_YOUR GOAL_
Report only the number of lines in this material that include "ALGODAO".

_STORED DATA_
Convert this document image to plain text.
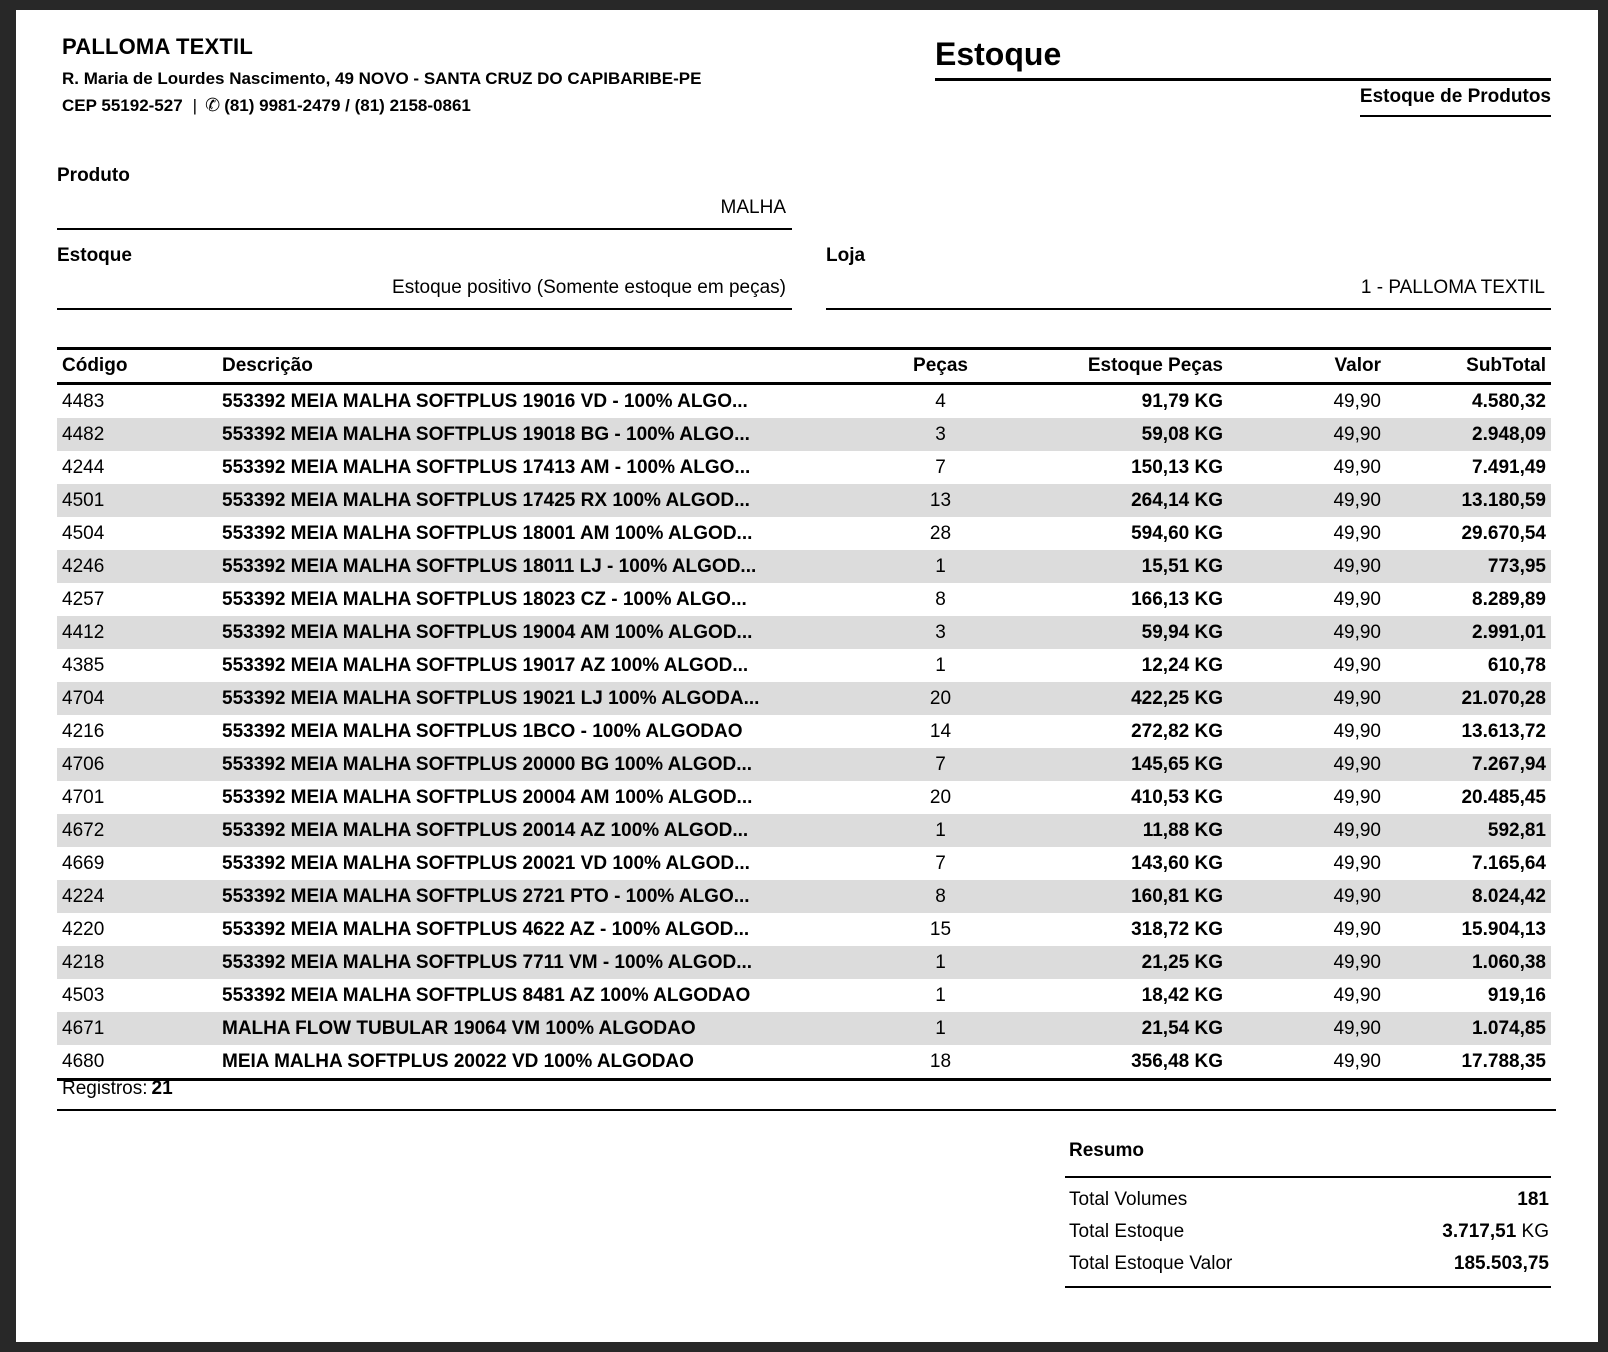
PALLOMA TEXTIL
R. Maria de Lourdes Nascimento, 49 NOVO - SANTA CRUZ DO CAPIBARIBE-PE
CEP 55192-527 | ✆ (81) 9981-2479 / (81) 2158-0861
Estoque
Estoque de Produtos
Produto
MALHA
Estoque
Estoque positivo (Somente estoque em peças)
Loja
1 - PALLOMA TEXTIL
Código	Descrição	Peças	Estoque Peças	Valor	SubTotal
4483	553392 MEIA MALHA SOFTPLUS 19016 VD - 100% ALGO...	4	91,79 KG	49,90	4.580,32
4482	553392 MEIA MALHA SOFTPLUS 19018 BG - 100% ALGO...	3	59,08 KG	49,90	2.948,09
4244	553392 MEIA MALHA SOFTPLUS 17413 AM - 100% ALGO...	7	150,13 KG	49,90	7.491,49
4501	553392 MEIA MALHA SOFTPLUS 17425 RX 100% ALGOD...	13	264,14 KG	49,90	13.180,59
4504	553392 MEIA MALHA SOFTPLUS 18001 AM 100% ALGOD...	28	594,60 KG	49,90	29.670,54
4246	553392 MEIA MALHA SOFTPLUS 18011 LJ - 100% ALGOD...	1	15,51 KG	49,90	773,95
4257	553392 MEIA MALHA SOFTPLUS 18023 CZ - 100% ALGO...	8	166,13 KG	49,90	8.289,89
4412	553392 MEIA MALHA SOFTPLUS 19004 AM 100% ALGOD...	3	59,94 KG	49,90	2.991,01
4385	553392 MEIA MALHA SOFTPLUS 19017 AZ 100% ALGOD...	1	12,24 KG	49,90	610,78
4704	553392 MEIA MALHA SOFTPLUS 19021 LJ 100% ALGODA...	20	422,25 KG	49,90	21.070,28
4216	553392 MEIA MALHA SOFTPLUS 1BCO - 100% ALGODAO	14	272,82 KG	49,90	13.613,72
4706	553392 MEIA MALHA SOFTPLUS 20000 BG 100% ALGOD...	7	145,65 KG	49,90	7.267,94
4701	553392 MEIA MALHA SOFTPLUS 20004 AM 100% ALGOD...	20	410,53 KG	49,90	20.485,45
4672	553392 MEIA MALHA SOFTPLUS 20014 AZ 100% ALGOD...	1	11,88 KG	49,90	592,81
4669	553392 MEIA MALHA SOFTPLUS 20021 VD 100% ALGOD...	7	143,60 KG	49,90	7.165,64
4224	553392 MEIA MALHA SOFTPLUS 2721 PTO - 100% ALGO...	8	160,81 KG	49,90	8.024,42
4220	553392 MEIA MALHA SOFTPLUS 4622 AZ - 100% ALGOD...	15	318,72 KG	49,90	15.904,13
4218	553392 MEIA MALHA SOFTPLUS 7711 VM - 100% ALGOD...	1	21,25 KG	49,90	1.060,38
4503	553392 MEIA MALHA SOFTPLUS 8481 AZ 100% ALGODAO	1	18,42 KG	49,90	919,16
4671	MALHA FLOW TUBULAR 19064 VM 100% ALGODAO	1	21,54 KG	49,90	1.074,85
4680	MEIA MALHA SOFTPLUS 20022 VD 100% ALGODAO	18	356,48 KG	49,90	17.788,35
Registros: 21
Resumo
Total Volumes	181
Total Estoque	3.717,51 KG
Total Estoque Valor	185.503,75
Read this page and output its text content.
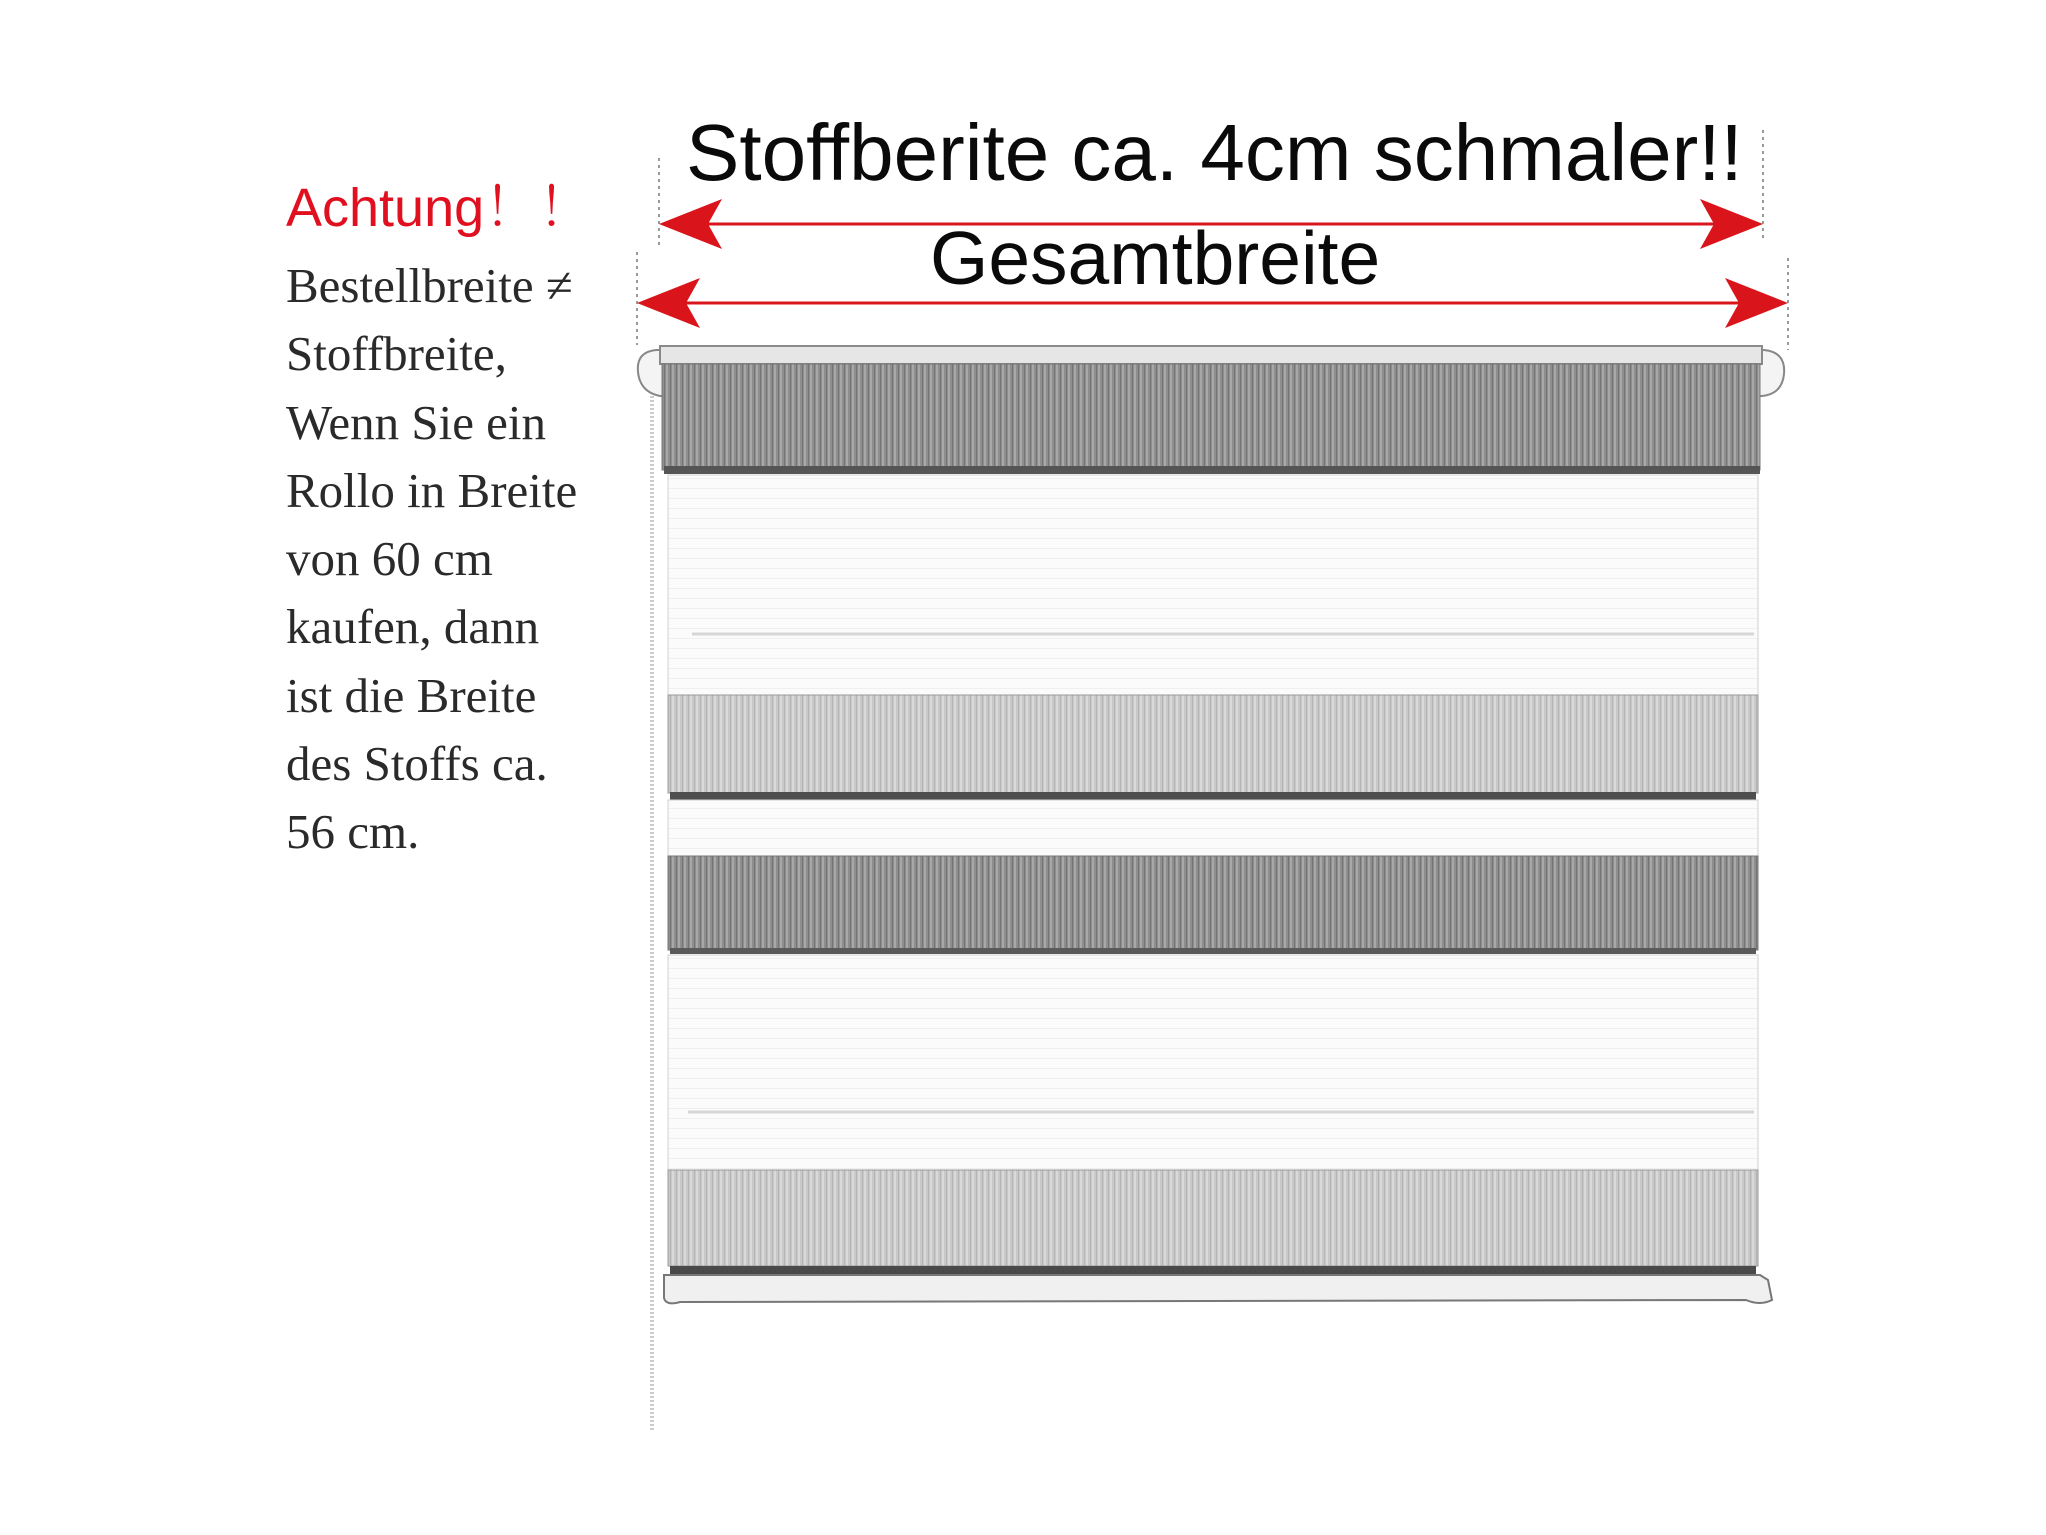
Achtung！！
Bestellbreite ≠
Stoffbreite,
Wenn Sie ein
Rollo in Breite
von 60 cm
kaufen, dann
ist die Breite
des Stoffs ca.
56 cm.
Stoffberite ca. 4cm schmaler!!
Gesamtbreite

_OUTPUT BELOW_
4